>> START Material to process

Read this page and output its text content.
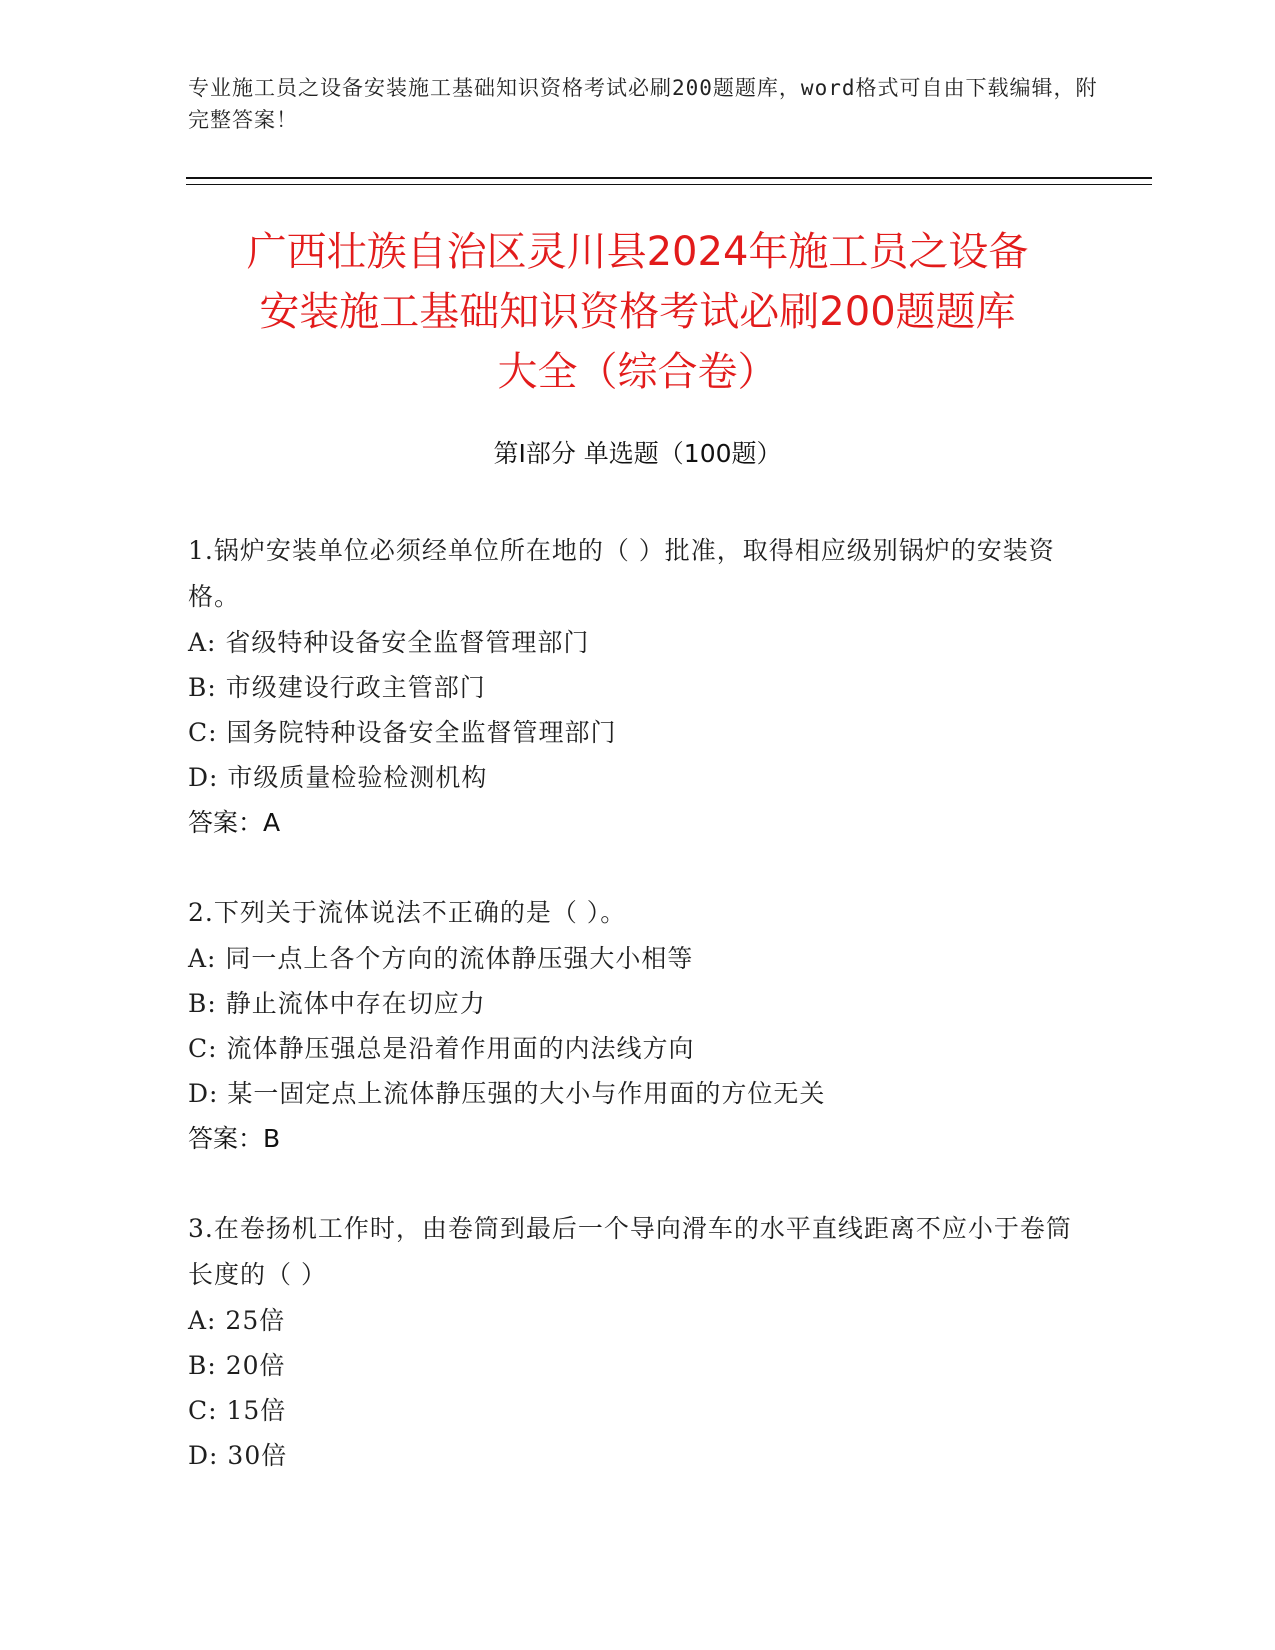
专业施工员之设备安装施工基础知识资格考试必刷200题题库，word格式可自由下载编辑，附完整答案！
广西壮族自治区灵川县2024年施工员之设备
安装施工基础知识资格考试必刷200题题库
大全（综合卷）
第I部分 单选题（100题）
1.锅炉安装单位必须经单位所在地的（ ）批准，取得相应级别锅炉的安装资格。
A: 省级特种设备安全监督管理部门
B: 市级建设行政主管部门
C: 国务院特种设备安全监督管理部门
D: 市级质量检验检测机构
答案：A
2.下列关于流体说法不正确的是（ ）。
A: 同一点上各个方向的流体静压强大小相等
B: 静止流体中存在切应力
C: 流体静压强总是沿着作用面的内法线方向
D: 某一固定点上流体静压强的大小与作用面的方位无关
答案：B
3.在卷扬机工作时，由卷筒到最后一个导向滑车的水平直线距离不应小于卷筒长度的（ ）
A: 25倍
B: 20倍
C: 15倍
D: 30倍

>> END Material to process

[Problem]
Write the listing out a second time exactly, dropping all images.

[Written solution]
Read this page and output its text content.
专业施工员之设备安装施工基础知识资格考试必刷200题题库，word格式可自由下载编辑，附完整答案！
广西壮族自治区灵川县2024年施工员之设备
安装施工基础知识资格考试必刷200题题库
大全（综合卷）
第I部分 单选题（100题）
1.锅炉安装单位必须经单位所在地的（ ）批准，取得相应级别锅炉的安装资格。
A: 省级特种设备安全监督管理部门
B: 市级建设行政主管部门
C: 国务院特种设备安全监督管理部门
D: 市级质量检验检测机构
答案：A
2.下列关于流体说法不正确的是（ ）。
A: 同一点上各个方向的流体静压强大小相等
B: 静止流体中存在切应力
C: 流体静压强总是沿着作用面的内法线方向
D: 某一固定点上流体静压强的大小与作用面的方位无关
答案：B
3.在卷扬机工作时，由卷筒到最后一个导向滑车的水平直线距离不应小于卷筒长度的（ ）
A: 25倍
B: 20倍
C: 15倍
D: 30倍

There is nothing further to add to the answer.